◆ Goal
Write the records out again, keeping each line exactly as it is.

◆ Entries
^^^^^^^^^^^^^^^^

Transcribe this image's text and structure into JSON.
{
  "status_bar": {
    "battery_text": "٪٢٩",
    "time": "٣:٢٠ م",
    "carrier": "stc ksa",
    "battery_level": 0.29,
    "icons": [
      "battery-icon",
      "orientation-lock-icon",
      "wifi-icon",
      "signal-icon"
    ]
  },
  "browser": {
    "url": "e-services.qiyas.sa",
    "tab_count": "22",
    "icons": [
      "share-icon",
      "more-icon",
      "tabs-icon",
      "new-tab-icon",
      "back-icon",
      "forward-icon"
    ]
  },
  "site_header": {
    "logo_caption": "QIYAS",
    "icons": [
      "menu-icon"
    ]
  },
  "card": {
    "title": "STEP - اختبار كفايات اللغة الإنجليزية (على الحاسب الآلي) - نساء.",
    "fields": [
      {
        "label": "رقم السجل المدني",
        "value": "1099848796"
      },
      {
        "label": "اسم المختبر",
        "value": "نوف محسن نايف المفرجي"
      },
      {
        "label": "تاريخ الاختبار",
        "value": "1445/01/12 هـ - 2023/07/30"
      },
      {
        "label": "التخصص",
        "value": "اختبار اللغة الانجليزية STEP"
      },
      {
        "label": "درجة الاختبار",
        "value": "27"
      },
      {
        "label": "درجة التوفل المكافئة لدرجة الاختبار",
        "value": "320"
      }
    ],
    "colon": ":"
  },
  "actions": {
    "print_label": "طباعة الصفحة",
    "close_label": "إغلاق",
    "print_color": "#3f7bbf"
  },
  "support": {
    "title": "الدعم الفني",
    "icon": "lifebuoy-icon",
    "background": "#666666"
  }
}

^^^^^^^^^^^^^^^^

◆ Full solution
Transcribe this image's text and structure into JSON.
{
  "status_bar": {
    "battery_text": "٪٢٩",
    "time": "٣:٢٠ م",
    "carrier": "stc ksa",
    "battery_level": 0.29,
    "icons": [
      "battery-icon",
      "orientation-lock-icon",
      "wifi-icon",
      "signal-icon"
    ]
  },
  "browser": {
    "url": "e-services.qiyas.sa",
    "tab_count": "22",
    "icons": [
      "share-icon",
      "more-icon",
      "tabs-icon",
      "new-tab-icon",
      "back-icon",
      "forward-icon"
    ]
  },
  "site_header": {
    "logo_caption": "QIYAS",
    "icons": [
      "menu-icon"
    ]
  },
  "card": {
    "title": "STEP - اختبار كفايات اللغة الإنجليزية (على الحاسب الآلي) - نساء.",
    "fields": [
      {
        "label": "رقم السجل المدني",
        "value": "1099848796"
      },
      {
        "label": "اسم المختبر",
        "value": "نوف محسن نايف المفرجي"
      },
      {
        "label": "تاريخ الاختبار",
        "value": "1445/01/12 هـ - 2023/07/30"
      },
      {
        "label": "التخصص",
        "value": "اختبار اللغة الانجليزية STEP"
      },
      {
        "label": "درجة الاختبار",
        "value": "27"
      },
      {
        "label": "درجة التوفل المكافئة لدرجة الاختبار",
        "value": "320"
      }
    ],
    "colon": ":"
  },
  "actions": {
    "print_label": "طباعة الصفحة",
    "close_label": "إغلاق",
    "print_color": "#3f7bbf"
  },
  "support": {
    "title": "الدعم الفني",
    "icon": "lifebuoy-icon",
    "background": "#666666"
  }
}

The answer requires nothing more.